## Written problem
Repeat all of the material exactly as given.

************

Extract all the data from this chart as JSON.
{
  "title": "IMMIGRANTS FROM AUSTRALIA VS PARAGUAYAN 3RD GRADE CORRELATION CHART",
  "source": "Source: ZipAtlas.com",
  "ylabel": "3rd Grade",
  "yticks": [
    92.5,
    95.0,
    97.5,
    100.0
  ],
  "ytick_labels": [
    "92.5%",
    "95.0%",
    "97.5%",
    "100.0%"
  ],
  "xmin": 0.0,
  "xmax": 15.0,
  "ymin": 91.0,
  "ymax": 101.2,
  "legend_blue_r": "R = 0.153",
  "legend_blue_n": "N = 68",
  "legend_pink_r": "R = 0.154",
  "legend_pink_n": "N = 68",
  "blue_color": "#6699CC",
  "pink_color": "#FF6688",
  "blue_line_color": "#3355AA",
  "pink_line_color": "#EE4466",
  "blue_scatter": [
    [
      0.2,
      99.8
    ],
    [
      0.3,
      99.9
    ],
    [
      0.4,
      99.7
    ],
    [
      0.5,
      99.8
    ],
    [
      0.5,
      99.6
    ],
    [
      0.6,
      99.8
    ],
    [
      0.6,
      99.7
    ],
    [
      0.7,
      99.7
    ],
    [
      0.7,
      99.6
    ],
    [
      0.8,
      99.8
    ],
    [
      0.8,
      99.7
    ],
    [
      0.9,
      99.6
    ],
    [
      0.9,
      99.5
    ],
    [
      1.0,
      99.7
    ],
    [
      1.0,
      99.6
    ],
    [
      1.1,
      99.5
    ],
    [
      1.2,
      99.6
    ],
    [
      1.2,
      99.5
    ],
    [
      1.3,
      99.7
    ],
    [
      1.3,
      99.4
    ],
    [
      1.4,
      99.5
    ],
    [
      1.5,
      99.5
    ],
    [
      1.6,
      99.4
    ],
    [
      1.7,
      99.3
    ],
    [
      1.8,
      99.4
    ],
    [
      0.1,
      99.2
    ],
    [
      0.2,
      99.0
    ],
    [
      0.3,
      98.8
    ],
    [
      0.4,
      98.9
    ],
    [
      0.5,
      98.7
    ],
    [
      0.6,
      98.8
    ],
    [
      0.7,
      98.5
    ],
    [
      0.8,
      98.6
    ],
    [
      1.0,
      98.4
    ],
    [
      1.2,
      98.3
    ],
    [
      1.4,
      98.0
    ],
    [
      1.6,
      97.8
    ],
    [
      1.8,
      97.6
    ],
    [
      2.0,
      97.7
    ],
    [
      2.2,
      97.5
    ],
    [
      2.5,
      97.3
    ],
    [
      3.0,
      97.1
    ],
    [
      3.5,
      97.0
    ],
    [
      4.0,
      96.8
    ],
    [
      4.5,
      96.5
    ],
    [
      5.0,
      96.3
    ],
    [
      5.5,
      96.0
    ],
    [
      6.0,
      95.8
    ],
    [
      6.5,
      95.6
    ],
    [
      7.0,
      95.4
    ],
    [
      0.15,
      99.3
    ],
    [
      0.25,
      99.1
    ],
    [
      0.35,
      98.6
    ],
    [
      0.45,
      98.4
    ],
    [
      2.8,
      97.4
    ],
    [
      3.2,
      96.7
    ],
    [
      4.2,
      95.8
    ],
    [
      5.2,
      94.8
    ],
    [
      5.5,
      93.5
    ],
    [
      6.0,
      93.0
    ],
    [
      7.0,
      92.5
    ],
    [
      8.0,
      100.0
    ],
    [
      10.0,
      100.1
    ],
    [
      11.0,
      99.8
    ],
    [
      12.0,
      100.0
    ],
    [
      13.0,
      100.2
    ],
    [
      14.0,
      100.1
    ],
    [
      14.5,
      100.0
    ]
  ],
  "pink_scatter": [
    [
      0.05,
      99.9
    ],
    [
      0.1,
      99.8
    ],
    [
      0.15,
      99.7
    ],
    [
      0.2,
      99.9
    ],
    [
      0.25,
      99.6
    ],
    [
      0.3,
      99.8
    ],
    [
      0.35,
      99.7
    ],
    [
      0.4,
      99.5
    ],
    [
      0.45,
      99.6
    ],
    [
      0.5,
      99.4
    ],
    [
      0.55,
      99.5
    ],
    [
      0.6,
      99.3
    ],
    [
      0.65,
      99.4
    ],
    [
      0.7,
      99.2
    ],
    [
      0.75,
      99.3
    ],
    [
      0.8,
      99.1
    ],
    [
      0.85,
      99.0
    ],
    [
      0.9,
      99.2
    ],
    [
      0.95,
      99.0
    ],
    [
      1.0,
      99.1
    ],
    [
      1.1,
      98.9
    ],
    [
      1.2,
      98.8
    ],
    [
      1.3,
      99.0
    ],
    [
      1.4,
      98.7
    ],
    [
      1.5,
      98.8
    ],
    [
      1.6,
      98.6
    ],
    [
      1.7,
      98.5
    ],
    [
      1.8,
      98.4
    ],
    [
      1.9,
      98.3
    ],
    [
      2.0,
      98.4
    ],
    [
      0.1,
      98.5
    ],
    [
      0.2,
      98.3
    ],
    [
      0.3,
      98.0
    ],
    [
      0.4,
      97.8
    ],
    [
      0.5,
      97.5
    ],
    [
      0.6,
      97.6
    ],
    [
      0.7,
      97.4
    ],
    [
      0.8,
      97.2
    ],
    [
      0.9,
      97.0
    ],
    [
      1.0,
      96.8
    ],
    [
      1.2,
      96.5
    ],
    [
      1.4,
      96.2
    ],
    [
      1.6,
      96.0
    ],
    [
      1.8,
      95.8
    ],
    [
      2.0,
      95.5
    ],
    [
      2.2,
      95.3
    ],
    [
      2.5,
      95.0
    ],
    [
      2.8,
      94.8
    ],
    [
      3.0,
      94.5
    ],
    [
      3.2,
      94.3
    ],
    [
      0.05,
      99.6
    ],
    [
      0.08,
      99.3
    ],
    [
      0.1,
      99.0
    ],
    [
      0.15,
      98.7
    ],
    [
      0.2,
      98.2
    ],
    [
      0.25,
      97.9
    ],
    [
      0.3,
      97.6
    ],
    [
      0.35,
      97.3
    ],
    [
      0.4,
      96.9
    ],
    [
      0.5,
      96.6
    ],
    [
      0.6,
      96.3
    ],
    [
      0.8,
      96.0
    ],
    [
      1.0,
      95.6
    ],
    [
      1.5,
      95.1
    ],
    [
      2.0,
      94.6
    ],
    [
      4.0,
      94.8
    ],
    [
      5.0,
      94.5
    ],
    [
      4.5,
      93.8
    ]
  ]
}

************

## Solution for this exercise
Extract all the data from this chart as JSON.
{
  "title": "IMMIGRANTS FROM AUSTRALIA VS PARAGUAYAN 3RD GRADE CORRELATION CHART",
  "source": "Source: ZipAtlas.com",
  "ylabel": "3rd Grade",
  "yticks": [
    92.5,
    95.0,
    97.5,
    100.0
  ],
  "ytick_labels": [
    "92.5%",
    "95.0%",
    "97.5%",
    "100.0%"
  ],
  "xmin": 0.0,
  "xmax": 15.0,
  "ymin": 91.0,
  "ymax": 101.2,
  "legend_blue_r": "R = 0.153",
  "legend_blue_n": "N = 68",
  "legend_pink_r": "R = 0.154",
  "legend_pink_n": "N = 68",
  "blue_color": "#6699CC",
  "pink_color": "#FF6688",
  "blue_line_color": "#3355AA",
  "pink_line_color": "#EE4466",
  "blue_scatter": [
    [
      0.2,
      99.8
    ],
    [
      0.3,
      99.9
    ],
    [
      0.4,
      99.7
    ],
    [
      0.5,
      99.8
    ],
    [
      0.5,
      99.6
    ],
    [
      0.6,
      99.8
    ],
    [
      0.6,
      99.7
    ],
    [
      0.7,
      99.7
    ],
    [
      0.7,
      99.6
    ],
    [
      0.8,
      99.8
    ],
    [
      0.8,
      99.7
    ],
    [
      0.9,
      99.6
    ],
    [
      0.9,
      99.5
    ],
    [
      1.0,
      99.7
    ],
    [
      1.0,
      99.6
    ],
    [
      1.1,
      99.5
    ],
    [
      1.2,
      99.6
    ],
    [
      1.2,
      99.5
    ],
    [
      1.3,
      99.7
    ],
    [
      1.3,
      99.4
    ],
    [
      1.4,
      99.5
    ],
    [
      1.5,
      99.5
    ],
    [
      1.6,
      99.4
    ],
    [
      1.7,
      99.3
    ],
    [
      1.8,
      99.4
    ],
    [
      0.1,
      99.2
    ],
    [
      0.2,
      99.0
    ],
    [
      0.3,
      98.8
    ],
    [
      0.4,
      98.9
    ],
    [
      0.5,
      98.7
    ],
    [
      0.6,
      98.8
    ],
    [
      0.7,
      98.5
    ],
    [
      0.8,
      98.6
    ],
    [
      1.0,
      98.4
    ],
    [
      1.2,
      98.3
    ],
    [
      1.4,
      98.0
    ],
    [
      1.6,
      97.8
    ],
    [
      1.8,
      97.6
    ],
    [
      2.0,
      97.7
    ],
    [
      2.2,
      97.5
    ],
    [
      2.5,
      97.3
    ],
    [
      3.0,
      97.1
    ],
    [
      3.5,
      97.0
    ],
    [
      4.0,
      96.8
    ],
    [
      4.5,
      96.5
    ],
    [
      5.0,
      96.3
    ],
    [
      5.5,
      96.0
    ],
    [
      6.0,
      95.8
    ],
    [
      6.5,
      95.6
    ],
    [
      7.0,
      95.4
    ],
    [
      0.15,
      99.3
    ],
    [
      0.25,
      99.1
    ],
    [
      0.35,
      98.6
    ],
    [
      0.45,
      98.4
    ],
    [
      2.8,
      97.4
    ],
    [
      3.2,
      96.7
    ],
    [
      4.2,
      95.8
    ],
    [
      5.2,
      94.8
    ],
    [
      5.5,
      93.5
    ],
    [
      6.0,
      93.0
    ],
    [
      7.0,
      92.5
    ],
    [
      8.0,
      100.0
    ],
    [
      10.0,
      100.1
    ],
    [
      11.0,
      99.8
    ],
    [
      12.0,
      100.0
    ],
    [
      13.0,
      100.2
    ],
    [
      14.0,
      100.1
    ],
    [
      14.5,
      100.0
    ]
  ],
  "pink_scatter": [
    [
      0.05,
      99.9
    ],
    [
      0.1,
      99.8
    ],
    [
      0.15,
      99.7
    ],
    [
      0.2,
      99.9
    ],
    [
      0.25,
      99.6
    ],
    [
      0.3,
      99.8
    ],
    [
      0.35,
      99.7
    ],
    [
      0.4,
      99.5
    ],
    [
      0.45,
      99.6
    ],
    [
      0.5,
      99.4
    ],
    [
      0.55,
      99.5
    ],
    [
      0.6,
      99.3
    ],
    [
      0.65,
      99.4
    ],
    [
      0.7,
      99.2
    ],
    [
      0.75,
      99.3
    ],
    [
      0.8,
      99.1
    ],
    [
      0.85,
      99.0
    ],
    [
      0.9,
      99.2
    ],
    [
      0.95,
      99.0
    ],
    [
      1.0,
      99.1
    ],
    [
      1.1,
      98.9
    ],
    [
      1.2,
      98.8
    ],
    [
      1.3,
      99.0
    ],
    [
      1.4,
      98.7
    ],
    [
      1.5,
      98.8
    ],
    [
      1.6,
      98.6
    ],
    [
      1.7,
      98.5
    ],
    [
      1.8,
      98.4
    ],
    [
      1.9,
      98.3
    ],
    [
      2.0,
      98.4
    ],
    [
      0.1,
      98.5
    ],
    [
      0.2,
      98.3
    ],
    [
      0.3,
      98.0
    ],
    [
      0.4,
      97.8
    ],
    [
      0.5,
      97.5
    ],
    [
      0.6,
      97.6
    ],
    [
      0.7,
      97.4
    ],
    [
      0.8,
      97.2
    ],
    [
      0.9,
      97.0
    ],
    [
      1.0,
      96.8
    ],
    [
      1.2,
      96.5
    ],
    [
      1.4,
      96.2
    ],
    [
      1.6,
      96.0
    ],
    [
      1.8,
      95.8
    ],
    [
      2.0,
      95.5
    ],
    [
      2.2,
      95.3
    ],
    [
      2.5,
      95.0
    ],
    [
      2.8,
      94.8
    ],
    [
      3.0,
      94.5
    ],
    [
      3.2,
      94.3
    ],
    [
      0.05,
      99.6
    ],
    [
      0.08,
      99.3
    ],
    [
      0.1,
      99.0
    ],
    [
      0.15,
      98.7
    ],
    [
      0.2,
      98.2
    ],
    [
      0.25,
      97.9
    ],
    [
      0.3,
      97.6
    ],
    [
      0.35,
      97.3
    ],
    [
      0.4,
      96.9
    ],
    [
      0.5,
      96.6
    ],
    [
      0.6,
      96.3
    ],
    [
      0.8,
      96.0
    ],
    [
      1.0,
      95.6
    ],
    [
      1.5,
      95.1
    ],
    [
      2.0,
      94.6
    ],
    [
      4.0,
      94.8
    ],
    [
      5.0,
      94.5
    ],
    [
      4.5,
      93.8
    ]
  ]
}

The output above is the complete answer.